Raw records:
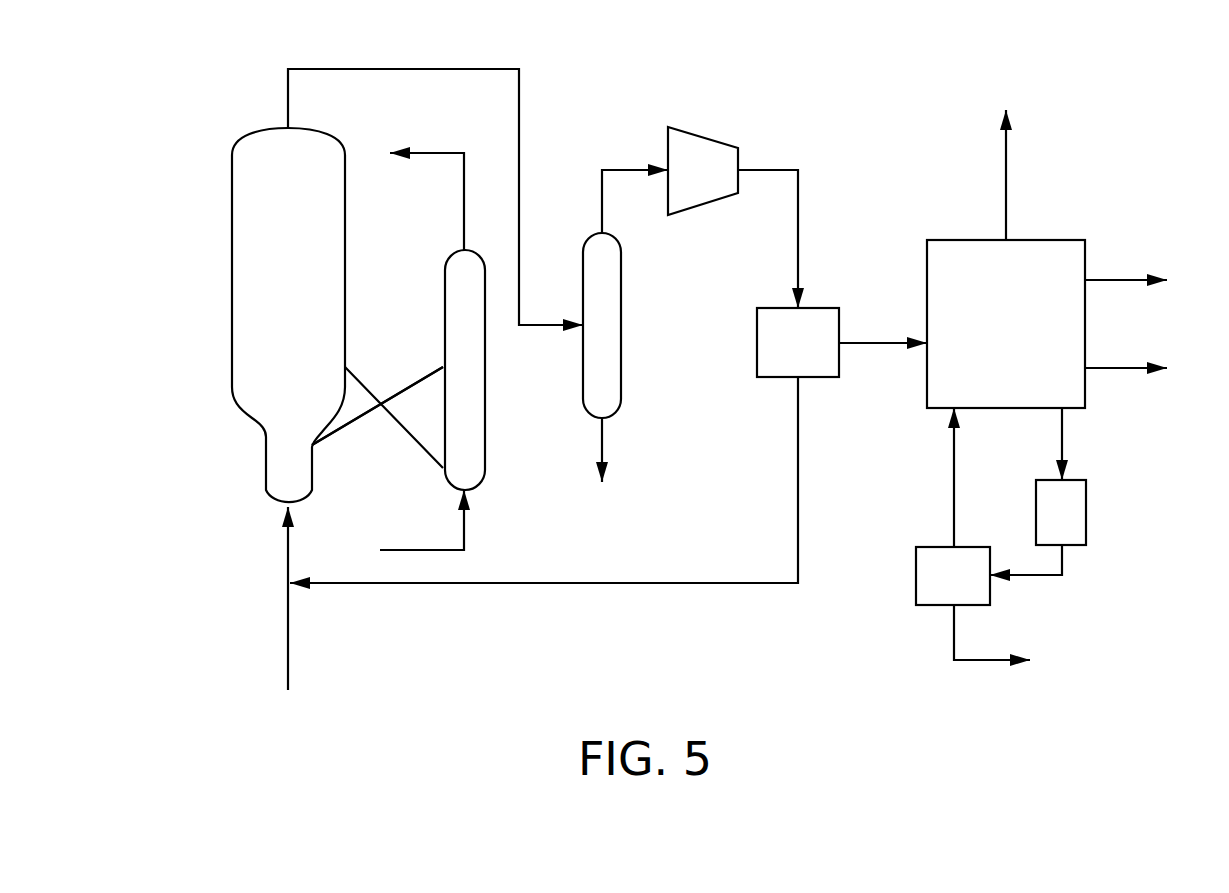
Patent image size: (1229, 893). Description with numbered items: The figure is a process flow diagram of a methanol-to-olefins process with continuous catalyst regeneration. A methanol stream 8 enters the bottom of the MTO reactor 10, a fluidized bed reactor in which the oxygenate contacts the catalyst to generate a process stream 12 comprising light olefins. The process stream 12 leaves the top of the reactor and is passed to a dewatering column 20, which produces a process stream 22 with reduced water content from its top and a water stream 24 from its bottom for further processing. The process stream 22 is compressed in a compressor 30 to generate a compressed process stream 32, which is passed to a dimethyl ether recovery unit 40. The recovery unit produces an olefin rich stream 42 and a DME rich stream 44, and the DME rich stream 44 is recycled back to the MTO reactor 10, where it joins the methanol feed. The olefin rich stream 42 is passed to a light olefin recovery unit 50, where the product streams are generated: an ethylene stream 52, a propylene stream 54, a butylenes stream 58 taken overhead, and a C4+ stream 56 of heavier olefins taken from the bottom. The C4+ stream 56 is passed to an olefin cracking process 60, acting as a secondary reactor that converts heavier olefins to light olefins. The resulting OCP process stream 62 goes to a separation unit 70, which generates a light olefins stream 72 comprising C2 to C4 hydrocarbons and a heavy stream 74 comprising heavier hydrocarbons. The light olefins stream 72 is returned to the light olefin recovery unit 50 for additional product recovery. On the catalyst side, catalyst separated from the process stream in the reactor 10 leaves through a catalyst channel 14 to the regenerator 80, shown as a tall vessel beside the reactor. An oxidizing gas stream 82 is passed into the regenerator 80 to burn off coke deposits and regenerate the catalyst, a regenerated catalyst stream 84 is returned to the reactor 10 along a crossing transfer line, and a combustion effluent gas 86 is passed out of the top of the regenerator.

The methanol stream 8 is at (288, 645).
The MTO reactor 10 is at (232, 200).
The process stream 12 is at (405, 68).
The catalyst channel 14 is at (365, 382).
The dewatering column 20 is at (621, 278).
The process stream 22 is at (623, 167).
The water stream 24 is at (604, 441).
The compressor 30 is at (705, 132).
The compressed process stream 32 is at (800, 233).
The dimethyl ether recovery unit 40 is at (757, 343).
The olefin rich stream 42 is at (872, 340).
The DME rich stream 44 is at (798, 510).
The light olefin recovery unit 50 is at (968, 238).
The ethylene stream 52 is at (1102, 363).
The propylene stream 54 is at (1102, 275).
The C4+ stream 56 is at (1064, 433).
The butylenes stream 58 is at (1008, 168).
The olefin cracking process 60 is at (1088, 510).
The OCP process stream 62 is at (1064, 566).
The separation unit 70 is at (916, 574).
The light olefins stream 72 is at (953, 477).
The heavy stream 74 is at (952, 650).
The regenerator 80 is at (487, 463).
The oxidizing gas stream 82 is at (425, 548).
The regenerated catalyst stream 84 is at (420, 375).
The combustion effluent gas 86 is at (464, 200).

- Instructions to follow: Print the lines, starting at the first one and ending at the line that contains "The water stream 24 is at (604, 441).", with both of those included. Leave the pictures out.

- Exercise result:
Patent image size: (1229, 893). Description with numbered items: The figure is a process flow diagram of a methanol-to-olefins process with continuous catalyst regeneration. A methanol stream 8 enters the bottom of the MTO reactor 10, a fluidized bed reactor in which the oxygenate contacts the catalyst to generate a process stream 12 comprising light olefins. The process stream 12 leaves the top of the reactor and is passed to a dewatering column 20, which produces a process stream 22 with reduced water content from its top and a water stream 24 from its bottom for further processing. The process stream 22 is compressed in a compressor 30 to generate a compressed process stream 32, which is passed to a dimethyl ether recovery unit 40. The recovery unit produces an olefin rich stream 42 and a DME rich stream 44, and the DME rich stream 44 is recycled back to the MTO reactor 10, where it joins the methanol feed. The olefin rich stream 42 is passed to a light olefin recovery unit 50, where the product streams are generated: an ethylene stream 52, a propylene stream 54, a butylenes stream 58 taken overhead, and a C4+ stream 56 of heavier olefins taken from the bottom. The C4+ stream 56 is passed to an olefin cracking process 60, acting as a secondary reactor that converts heavier olefins to light olefins. The resulting OCP process stream 62 goes to a separation unit 70, which generates a light olefins stream 72 comprising C2 to C4 hydrocarbons and a heavy stream 74 comprising heavier hydrocarbons. The light olefins stream 72 is returned to the light olefin recovery unit 50 for additional product recovery. On the catalyst side, catalyst separated from the process stream in the reactor 10 leaves through a catalyst channel 14 to the regenerator 80, shown as a tall vessel beside the reactor. An oxidizing gas stream 82 is passed into the regenerator 80 to burn off coke deposits and regenerate the catalyst, a regenerated catalyst stream 84 is returned to the reactor 10 along a crossing transfer line, and a combustion effluent gas 86 is passed out of the top of the regenerator.

The methanol stream 8 is at (288, 645).
The MTO reactor 10 is at (232, 200).
The process stream 12 is at (405, 68).
The catalyst channel 14 is at (365, 382).
The dewatering column 20 is at (621, 278).
The process stream 22 is at (623, 167).
The water stream 24 is at (604, 441).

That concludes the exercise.